━━ DATA LISTING

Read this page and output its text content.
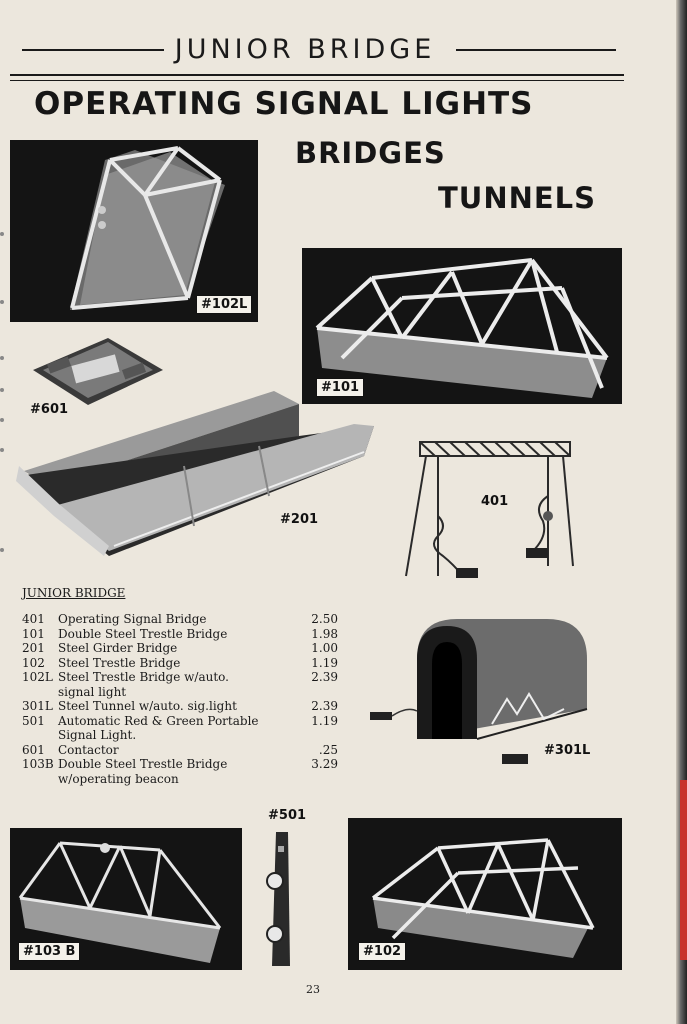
JUNIOR BRIDGE
OPERATING SIGNAL LIGHTS
BRIDGES
TUNNELS
#102L
#101
#601
#201
401
JUNIOR BRIDGE
401	Operating Signal Bridge	2.50
101	Double Steel Trestle Bridge	1.98
201	Steel Girder Bridge	1.00
102	Steel Trestle Bridge	1.19
102L Steel Trestle Bridge w/auto.	2.39
signal light
301L Steel Tunnel w/auto. sig.light	2.39
501	Automatic Red & Green Portable	1.19
Signal Light.
601	Contactor	.25
103B Double Steel Trestle Bridge	3.29
w/operating beacon
#301L
#103 B
#501
#102
23
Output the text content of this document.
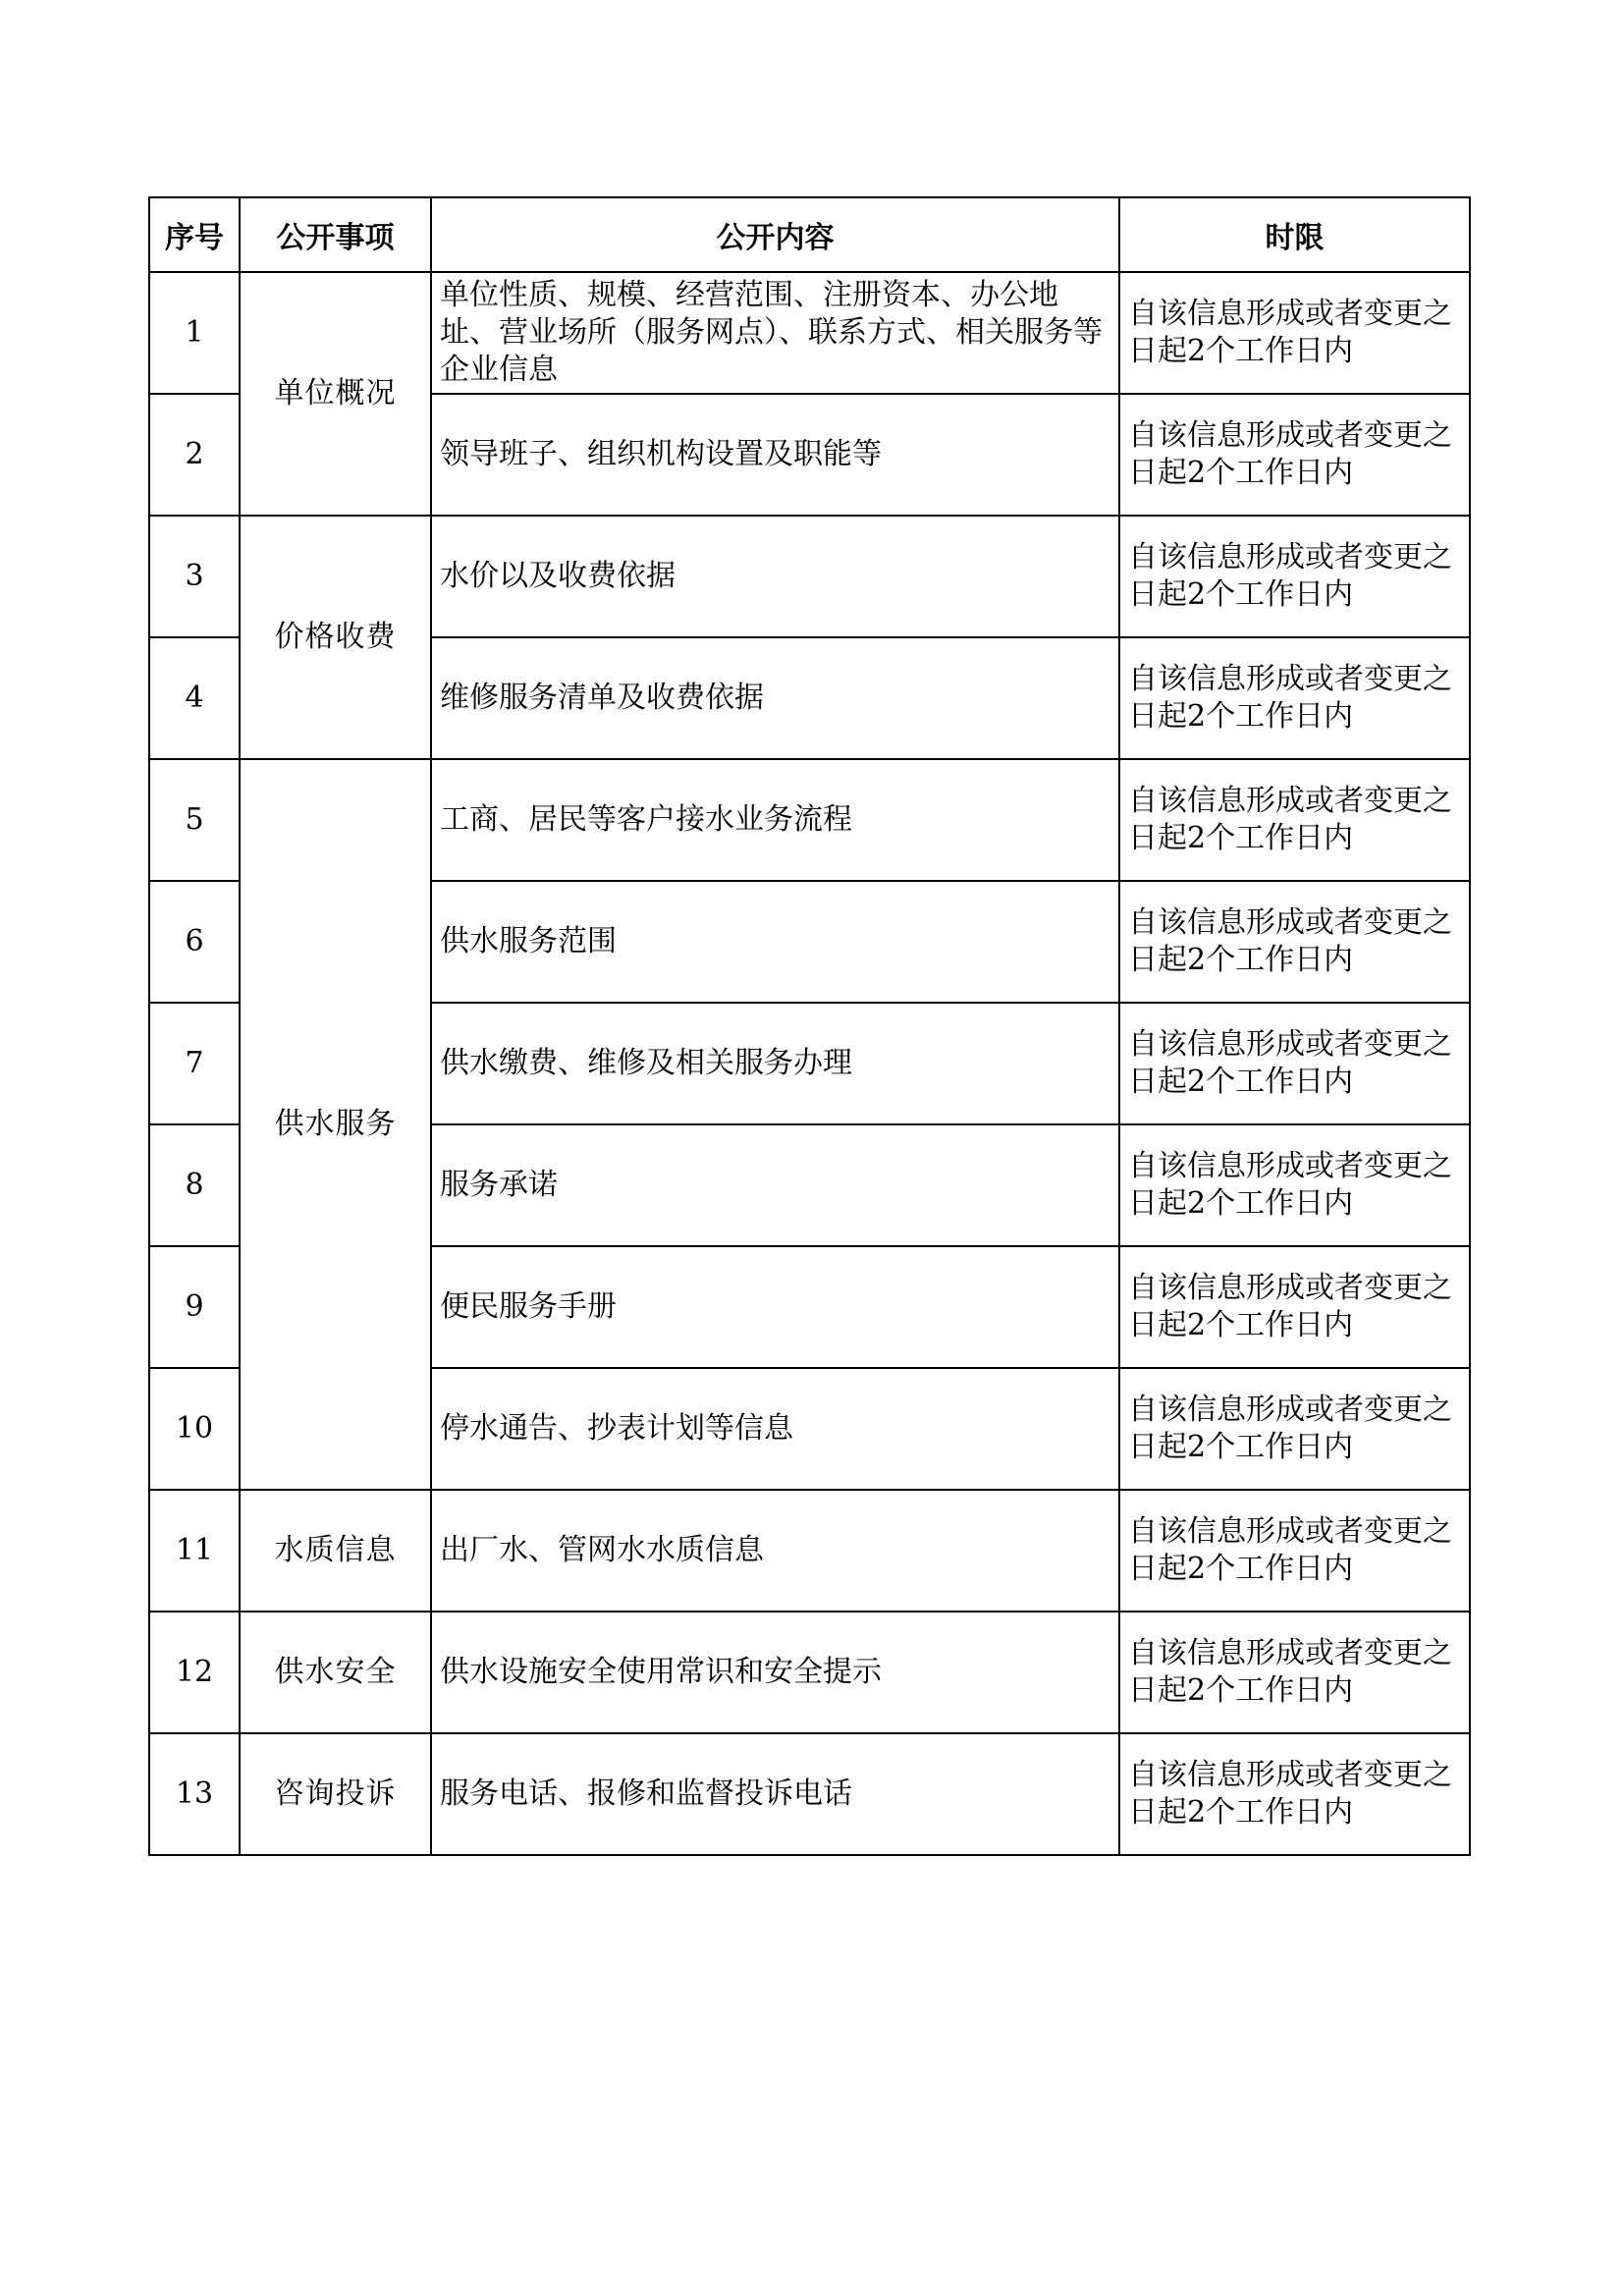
序号	公开事项	公开内容	时限
1	单位概况	单位性质、规模、经营范围、注册资本、办公地址、营业场所（服务网点）、联系方式、相关服务等企业信息	自该信息形成或者变更之日起2个工作日内
2		领导班子、组织机构设置及职能等	自该信息形成或者变更之日起2个工作日内
3	价格收费	水价以及收费依据	自该信息形成或者变更之日起2个工作日内
4		维修服务清单及收费依据	自该信息形成或者变更之日起2个工作日内
5	供水服务	工商、居民等客户接水业务流程	自该信息形成或者变更之日起2个工作日内
6		供水服务范围	自该信息形成或者变更之日起2个工作日内
7		供水缴费、维修及相关服务办理	自该信息形成或者变更之日起2个工作日内
8		服务承诺	自该信息形成或者变更之日起2个工作日内
9		便民服务手册	自该信息形成或者变更之日起2个工作日内
10		停水通告、抄表计划等信息	自该信息形成或者变更之日起2个工作日内
11	水质信息	出厂水、管网水水质信息	自该信息形成或者变更之日起2个工作日内
12	供水安全	供水设施安全使用常识和安全提示	自该信息形成或者变更之日起2个工作日内
13	咨询投诉	服务电话、报修和监督投诉电话	自该信息形成或者变更之日起2个工作日内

━━━━

● **REQUIRED WORK**
Copy exactly the lines from the line containing "Output the text content of this document." through the last line of the records, both included, and omit every picture.

● **TASK OUTPUT**
Output the text content of this document.
序号	公开事项	公开内容	时限
1	单位概况	单位性质、规模、经营范围、注册资本、办公地址、营业场所（服务网点）、联系方式、相关服务等企业信息	自该信息形成或者变更之日起2个工作日内
2		领导班子、组织机构设置及职能等	自该信息形成或者变更之日起2个工作日内
3	价格收费	水价以及收费依据	自该信息形成或者变更之日起2个工作日内
4		维修服务清单及收费依据	自该信息形成或者变更之日起2个工作日内
5	供水服务	工商、居民等客户接水业务流程	自该信息形成或者变更之日起2个工作日内
6		供水服务范围	自该信息形成或者变更之日起2个工作日内
7		供水缴费、维修及相关服务办理	自该信息形成或者变更之日起2个工作日内
8		服务承诺	自该信息形成或者变更之日起2个工作日内
9		便民服务手册	自该信息形成或者变更之日起2个工作日内
10		停水通告、抄表计划等信息	自该信息形成或者变更之日起2个工作日内
11	水质信息	出厂水、管网水水质信息	自该信息形成或者变更之日起2个工作日内
12	供水安全	供水设施安全使用常识和安全提示	自该信息形成或者变更之日起2个工作日内
13	咨询投诉	服务电话、报修和监督投诉电话	自该信息形成或者变更之日起2个工作日内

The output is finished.